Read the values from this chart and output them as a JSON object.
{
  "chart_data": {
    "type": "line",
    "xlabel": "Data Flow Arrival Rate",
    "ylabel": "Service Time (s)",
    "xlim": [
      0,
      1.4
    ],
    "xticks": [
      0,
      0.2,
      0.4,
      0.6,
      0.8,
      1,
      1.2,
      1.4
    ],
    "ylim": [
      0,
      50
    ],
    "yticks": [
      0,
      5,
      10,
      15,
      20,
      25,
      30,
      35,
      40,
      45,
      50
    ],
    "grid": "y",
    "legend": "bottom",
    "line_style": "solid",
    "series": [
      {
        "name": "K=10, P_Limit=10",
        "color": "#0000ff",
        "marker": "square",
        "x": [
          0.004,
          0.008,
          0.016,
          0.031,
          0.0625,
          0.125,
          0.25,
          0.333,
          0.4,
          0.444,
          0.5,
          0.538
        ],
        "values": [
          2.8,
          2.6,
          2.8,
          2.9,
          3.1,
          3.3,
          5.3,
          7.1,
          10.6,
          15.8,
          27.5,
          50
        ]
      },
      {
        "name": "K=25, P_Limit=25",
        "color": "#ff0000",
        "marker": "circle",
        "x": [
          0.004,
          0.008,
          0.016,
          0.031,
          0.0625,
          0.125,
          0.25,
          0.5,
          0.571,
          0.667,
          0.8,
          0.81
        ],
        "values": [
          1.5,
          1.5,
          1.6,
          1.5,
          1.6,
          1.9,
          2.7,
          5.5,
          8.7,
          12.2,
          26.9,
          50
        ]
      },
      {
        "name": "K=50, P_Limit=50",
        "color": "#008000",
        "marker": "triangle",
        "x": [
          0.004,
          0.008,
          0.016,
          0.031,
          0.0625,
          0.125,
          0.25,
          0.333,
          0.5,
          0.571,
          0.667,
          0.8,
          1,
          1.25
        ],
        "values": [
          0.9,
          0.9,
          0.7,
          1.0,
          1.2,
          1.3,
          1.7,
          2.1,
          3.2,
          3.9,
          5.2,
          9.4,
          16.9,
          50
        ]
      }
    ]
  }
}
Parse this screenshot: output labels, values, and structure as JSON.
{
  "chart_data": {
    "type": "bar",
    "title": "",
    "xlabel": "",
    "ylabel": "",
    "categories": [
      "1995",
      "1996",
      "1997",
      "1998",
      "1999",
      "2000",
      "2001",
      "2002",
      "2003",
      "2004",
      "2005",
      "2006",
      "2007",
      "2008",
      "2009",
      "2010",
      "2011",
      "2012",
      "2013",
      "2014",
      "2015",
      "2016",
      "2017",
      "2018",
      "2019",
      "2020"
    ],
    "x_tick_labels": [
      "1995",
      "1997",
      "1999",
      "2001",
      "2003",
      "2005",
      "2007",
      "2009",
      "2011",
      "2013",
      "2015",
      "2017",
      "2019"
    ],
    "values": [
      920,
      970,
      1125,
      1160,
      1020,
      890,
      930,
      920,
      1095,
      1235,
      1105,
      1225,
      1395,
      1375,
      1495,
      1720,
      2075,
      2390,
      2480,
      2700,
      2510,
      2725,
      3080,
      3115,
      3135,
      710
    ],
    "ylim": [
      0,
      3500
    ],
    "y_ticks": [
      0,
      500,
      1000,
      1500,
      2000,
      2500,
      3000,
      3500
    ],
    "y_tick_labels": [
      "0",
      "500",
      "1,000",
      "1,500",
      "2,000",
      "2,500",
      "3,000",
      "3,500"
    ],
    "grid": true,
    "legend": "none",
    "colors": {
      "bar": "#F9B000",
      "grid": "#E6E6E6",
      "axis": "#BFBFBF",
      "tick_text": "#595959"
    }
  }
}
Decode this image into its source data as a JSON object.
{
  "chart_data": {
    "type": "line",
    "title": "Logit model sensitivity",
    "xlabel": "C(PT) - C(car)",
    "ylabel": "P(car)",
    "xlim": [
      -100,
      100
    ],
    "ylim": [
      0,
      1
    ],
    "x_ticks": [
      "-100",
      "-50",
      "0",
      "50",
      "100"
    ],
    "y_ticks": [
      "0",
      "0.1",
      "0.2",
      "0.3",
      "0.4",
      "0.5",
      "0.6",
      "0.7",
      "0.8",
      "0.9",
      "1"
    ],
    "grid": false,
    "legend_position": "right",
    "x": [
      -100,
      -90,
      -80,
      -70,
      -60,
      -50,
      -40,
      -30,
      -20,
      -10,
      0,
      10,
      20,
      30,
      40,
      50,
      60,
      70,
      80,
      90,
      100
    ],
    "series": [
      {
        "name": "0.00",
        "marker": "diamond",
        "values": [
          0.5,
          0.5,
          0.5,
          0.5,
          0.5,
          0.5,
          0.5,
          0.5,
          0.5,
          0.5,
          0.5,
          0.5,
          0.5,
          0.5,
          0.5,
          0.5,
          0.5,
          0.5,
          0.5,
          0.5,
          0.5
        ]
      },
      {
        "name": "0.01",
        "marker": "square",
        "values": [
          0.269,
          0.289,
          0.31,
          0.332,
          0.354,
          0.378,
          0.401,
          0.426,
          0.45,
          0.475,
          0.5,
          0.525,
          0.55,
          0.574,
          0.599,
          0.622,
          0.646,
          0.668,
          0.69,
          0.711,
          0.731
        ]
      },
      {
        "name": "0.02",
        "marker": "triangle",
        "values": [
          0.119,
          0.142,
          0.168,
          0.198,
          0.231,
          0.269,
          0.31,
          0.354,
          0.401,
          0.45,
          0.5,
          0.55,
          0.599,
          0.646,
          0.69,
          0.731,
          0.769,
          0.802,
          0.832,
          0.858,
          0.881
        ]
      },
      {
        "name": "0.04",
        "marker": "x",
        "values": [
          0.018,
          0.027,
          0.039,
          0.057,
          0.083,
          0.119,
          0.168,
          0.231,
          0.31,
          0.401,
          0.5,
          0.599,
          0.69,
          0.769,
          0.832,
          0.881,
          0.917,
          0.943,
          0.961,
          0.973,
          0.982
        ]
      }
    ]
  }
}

++++++++++

Instruction: Retype all of the data shown above, word for word.

Solution for this exercise:
Read the values from this chart and output them as a JSON object.
{
  "chart_data": {
    "type": "line",
    "xlabel": "Data Flow Arrival Rate",
    "ylabel": "Service Time (s)",
    "xlim": [
      0,
      1.4
    ],
    "xticks": [
      0,
      0.2,
      0.4,
      0.6,
      0.8,
      1,
      1.2,
      1.4
    ],
    "ylim": [
      0,
      50
    ],
    "yticks": [
      0,
      5,
      10,
      15,
      20,
      25,
      30,
      35,
      40,
      45,
      50
    ],
    "grid": "y",
    "legend": "bottom",
    "line_style": "solid",
    "series": [
      {
        "name": "K=10, P_Limit=10",
        "color": "#0000ff",
        "marker": "square",
        "x": [
          0.004,
          0.008,
          0.016,
          0.031,
          0.0625,
          0.125,
          0.25,
          0.333,
          0.4,
          0.444,
          0.5,
          0.538
        ],
        "values": [
          2.8,
          2.6,
          2.8,
          2.9,
          3.1,
          3.3,
          5.3,
          7.1,
          10.6,
          15.8,
          27.5,
          50
        ]
      },
      {
        "name": "K=25, P_Limit=25",
        "color": "#ff0000",
        "marker": "circle",
        "x": [
          0.004,
          0.008,
          0.016,
          0.031,
          0.0625,
          0.125,
          0.25,
          0.5,
          0.571,
          0.667,
          0.8,
          0.81
        ],
        "values": [
          1.5,
          1.5,
          1.6,
          1.5,
          1.6,
          1.9,
          2.7,
          5.5,
          8.7,
          12.2,
          26.9,
          50
        ]
      },
      {
        "name": "K=50, P_Limit=50",
        "color": "#008000",
        "marker": "triangle",
        "x": [
          0.004,
          0.008,
          0.016,
          0.031,
          0.0625,
          0.125,
          0.25,
          0.333,
          0.5,
          0.571,
          0.667,
          0.8,
          1,
          1.25
        ],
        "values": [
          0.9,
          0.9,
          0.7,
          1.0,
          1.2,
          1.3,
          1.7,
          2.1,
          3.2,
          3.9,
          5.2,
          9.4,
          16.9,
          50
        ]
      }
    ]
  }
}
Parse this screenshot: output labels, values, and structure as JSON.
{
  "chart_data": {
    "type": "bar",
    "title": "",
    "xlabel": "",
    "ylabel": "",
    "categories": [
      "1995",
      "1996",
      "1997",
      "1998",
      "1999",
      "2000",
      "2001",
      "2002",
      "2003",
      "2004",
      "2005",
      "2006",
      "2007",
      "2008",
      "2009",
      "2010",
      "2011",
      "2012",
      "2013",
      "2014",
      "2015",
      "2016",
      "2017",
      "2018",
      "2019",
      "2020"
    ],
    "x_tick_labels": [
      "1995",
      "1997",
      "1999",
      "2001",
      "2003",
      "2005",
      "2007",
      "2009",
      "2011",
      "2013",
      "2015",
      "2017",
      "2019"
    ],
    "values": [
      920,
      970,
      1125,
      1160,
      1020,
      890,
      930,
      920,
      1095,
      1235,
      1105,
      1225,
      1395,
      1375,
      1495,
      1720,
      2075,
      2390,
      2480,
      2700,
      2510,
      2725,
      3080,
      3115,
      3135,
      710
    ],
    "ylim": [
      0,
      3500
    ],
    "y_ticks": [
      0,
      500,
      1000,
      1500,
      2000,
      2500,
      3000,
      3500
    ],
    "y_tick_labels": [
      "0",
      "500",
      "1,000",
      "1,500",
      "2,000",
      "2,500",
      "3,000",
      "3,500"
    ],
    "grid": true,
    "legend": "none",
    "colors": {
      "bar": "#F9B000",
      "grid": "#E6E6E6",
      "axis": "#BFBFBF",
      "tick_text": "#595959"
    }
  }
}
Decode this image into its source data as a JSON object.
{
  "chart_data": {
    "type": "line",
    "title": "Logit model sensitivity",
    "xlabel": "C(PT) - C(car)",
    "ylabel": "P(car)",
    "xlim": [
      -100,
      100
    ],
    "ylim": [
      0,
      1
    ],
    "x_ticks": [
      "-100",
      "-50",
      "0",
      "50",
      "100"
    ],
    "y_ticks": [
      "0",
      "0.1",
      "0.2",
      "0.3",
      "0.4",
      "0.5",
      "0.6",
      "0.7",
      "0.8",
      "0.9",
      "1"
    ],
    "grid": false,
    "legend_position": "right",
    "x": [
      -100,
      -90,
      -80,
      -70,
      -60,
      -50,
      -40,
      -30,
      -20,
      -10,
      0,
      10,
      20,
      30,
      40,
      50,
      60,
      70,
      80,
      90,
      100
    ],
    "series": [
      {
        "name": "0.00",
        "marker": "diamond",
        "values": [
          0.5,
          0.5,
          0.5,
          0.5,
          0.5,
          0.5,
          0.5,
          0.5,
          0.5,
          0.5,
          0.5,
          0.5,
          0.5,
          0.5,
          0.5,
          0.5,
          0.5,
          0.5,
          0.5,
          0.5,
          0.5
        ]
      },
      {
        "name": "0.01",
        "marker": "square",
        "values": [
          0.269,
          0.289,
          0.31,
          0.332,
          0.354,
          0.378,
          0.401,
          0.426,
          0.45,
          0.475,
          0.5,
          0.525,
          0.55,
          0.574,
          0.599,
          0.622,
          0.646,
          0.668,
          0.69,
          0.711,
          0.731
        ]
      },
      {
        "name": "0.02",
        "marker": "triangle",
        "values": [
          0.119,
          0.142,
          0.168,
          0.198,
          0.231,
          0.269,
          0.31,
          0.354,
          0.401,
          0.45,
          0.5,
          0.55,
          0.599,
          0.646,
          0.69,
          0.731,
          0.769,
          0.802,
          0.832,
          0.858,
          0.881
        ]
      },
      {
        "name": "0.04",
        "marker": "x",
        "values": [
          0.018,
          0.027,
          0.039,
          0.057,
          0.083,
          0.119,
          0.168,
          0.231,
          0.31,
          0.401,
          0.5,
          0.599,
          0.69,
          0.769,
          0.832,
          0.881,
          0.917,
          0.943,
          0.961,
          0.973,
          0.982
        ]
      }
    ]
  }
}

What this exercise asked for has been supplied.